# [Task brief]
Copy each line of the material below that includes the string "положений".
┌─ Recorded information
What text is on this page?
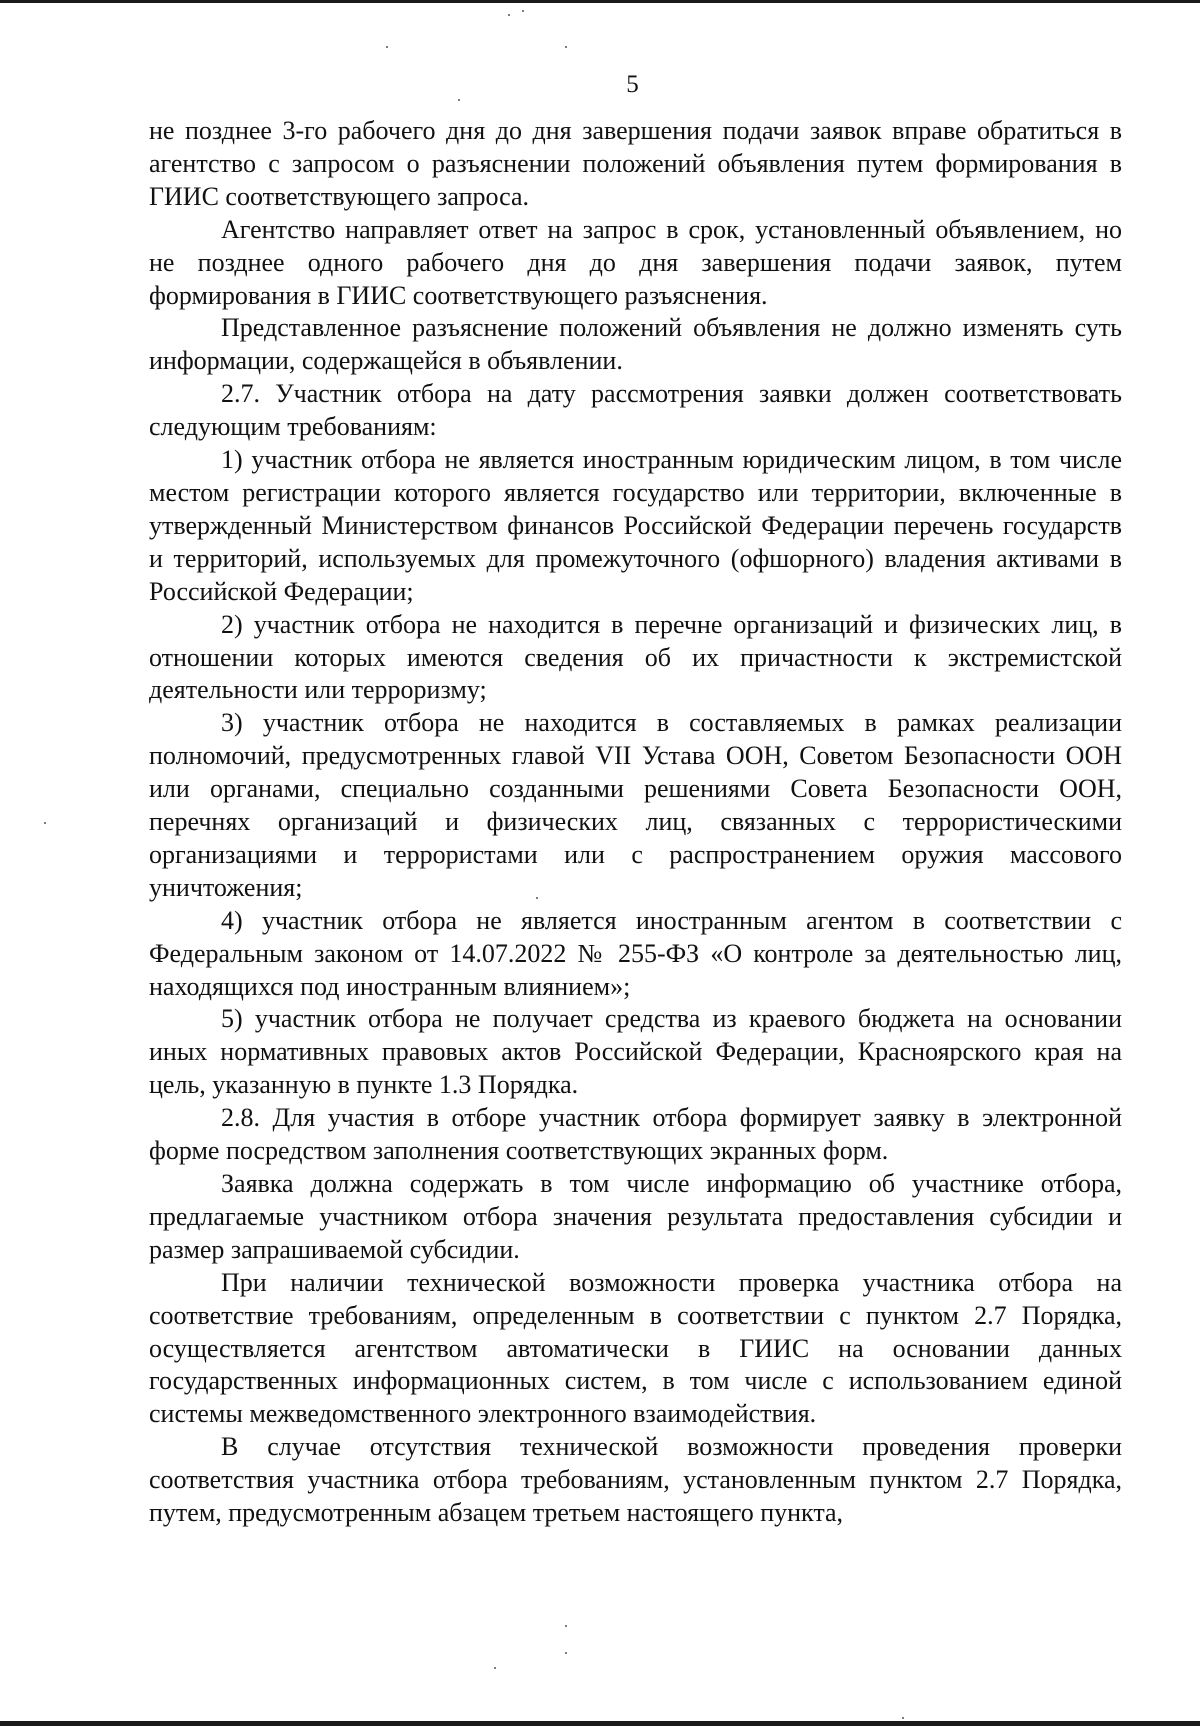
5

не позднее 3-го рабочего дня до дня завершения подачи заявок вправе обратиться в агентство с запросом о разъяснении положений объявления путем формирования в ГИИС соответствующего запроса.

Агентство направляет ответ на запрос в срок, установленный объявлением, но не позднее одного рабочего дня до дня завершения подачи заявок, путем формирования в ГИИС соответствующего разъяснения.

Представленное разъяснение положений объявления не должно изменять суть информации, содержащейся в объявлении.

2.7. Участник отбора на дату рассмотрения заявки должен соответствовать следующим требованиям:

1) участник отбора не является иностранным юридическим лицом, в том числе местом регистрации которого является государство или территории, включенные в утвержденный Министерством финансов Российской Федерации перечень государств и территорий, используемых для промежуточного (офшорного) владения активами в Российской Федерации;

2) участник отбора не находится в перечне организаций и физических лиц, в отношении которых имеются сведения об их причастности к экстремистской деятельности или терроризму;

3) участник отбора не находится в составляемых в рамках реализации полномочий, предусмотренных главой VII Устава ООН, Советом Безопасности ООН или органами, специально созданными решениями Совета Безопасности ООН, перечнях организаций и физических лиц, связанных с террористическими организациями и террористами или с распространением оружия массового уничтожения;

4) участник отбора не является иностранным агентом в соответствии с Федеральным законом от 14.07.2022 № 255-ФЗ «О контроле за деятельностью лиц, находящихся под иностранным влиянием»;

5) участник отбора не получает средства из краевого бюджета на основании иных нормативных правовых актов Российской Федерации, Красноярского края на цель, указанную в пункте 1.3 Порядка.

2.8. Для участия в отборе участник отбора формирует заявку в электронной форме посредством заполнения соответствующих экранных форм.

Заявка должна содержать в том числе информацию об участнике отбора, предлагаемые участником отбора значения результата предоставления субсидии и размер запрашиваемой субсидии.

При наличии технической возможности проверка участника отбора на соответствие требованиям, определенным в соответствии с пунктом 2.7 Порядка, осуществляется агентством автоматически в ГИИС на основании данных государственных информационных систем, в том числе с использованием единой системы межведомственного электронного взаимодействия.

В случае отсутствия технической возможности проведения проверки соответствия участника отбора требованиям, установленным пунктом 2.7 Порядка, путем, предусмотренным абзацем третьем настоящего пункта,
└─
┌─ Recorded information
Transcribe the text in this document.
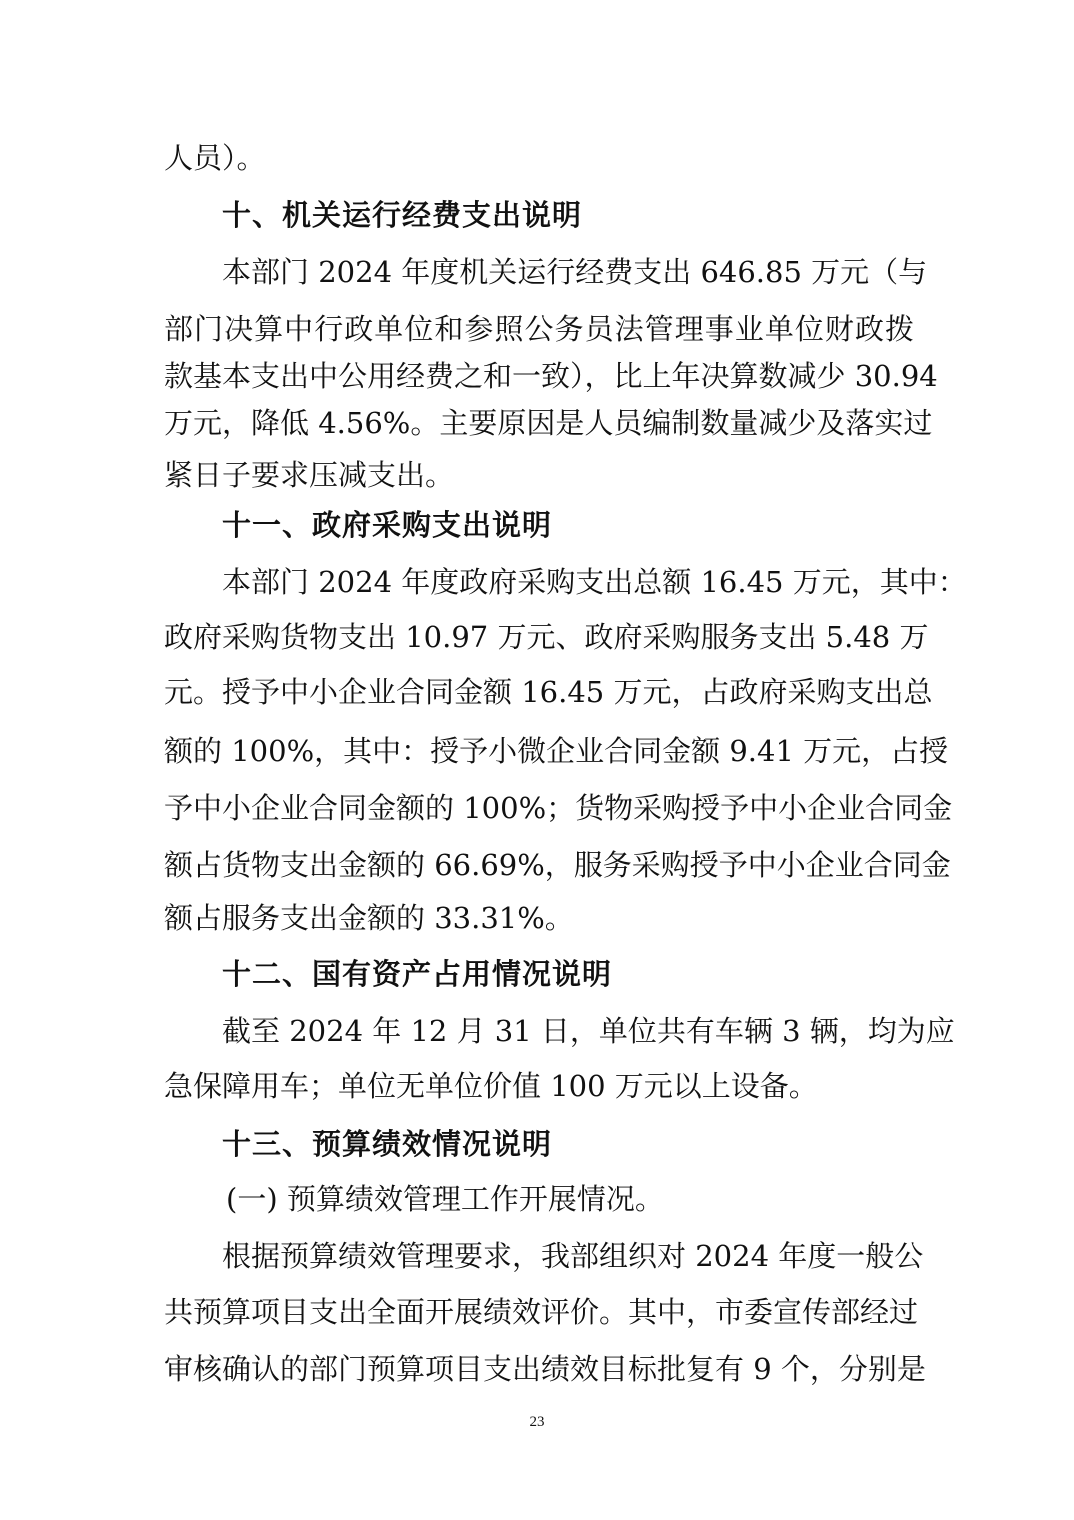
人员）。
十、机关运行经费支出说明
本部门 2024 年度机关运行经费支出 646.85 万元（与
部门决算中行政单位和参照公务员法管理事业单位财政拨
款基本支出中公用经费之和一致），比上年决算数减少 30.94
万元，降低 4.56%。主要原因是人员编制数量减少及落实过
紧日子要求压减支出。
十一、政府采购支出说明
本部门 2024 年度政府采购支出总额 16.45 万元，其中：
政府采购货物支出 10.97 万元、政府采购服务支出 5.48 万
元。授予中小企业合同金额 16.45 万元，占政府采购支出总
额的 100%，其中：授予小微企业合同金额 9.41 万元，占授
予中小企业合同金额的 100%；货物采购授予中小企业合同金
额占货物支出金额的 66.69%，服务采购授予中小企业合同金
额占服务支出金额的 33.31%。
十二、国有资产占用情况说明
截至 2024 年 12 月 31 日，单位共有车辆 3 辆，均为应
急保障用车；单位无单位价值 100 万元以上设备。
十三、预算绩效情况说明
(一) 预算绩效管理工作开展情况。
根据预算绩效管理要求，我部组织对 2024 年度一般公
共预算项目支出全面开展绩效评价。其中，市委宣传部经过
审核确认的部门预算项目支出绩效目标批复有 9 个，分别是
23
└─
# [Solution to this task]
не позднее 3-го рабочего дня до дня завершения подачи заявок вправе обратиться в агентство с запросом о разъяснении положений объявления путем формирования в ГИИС соответствующего запроса.
Представленное разъяснение положений объявления не должно изменять суть информации, содержащейся в объявлении.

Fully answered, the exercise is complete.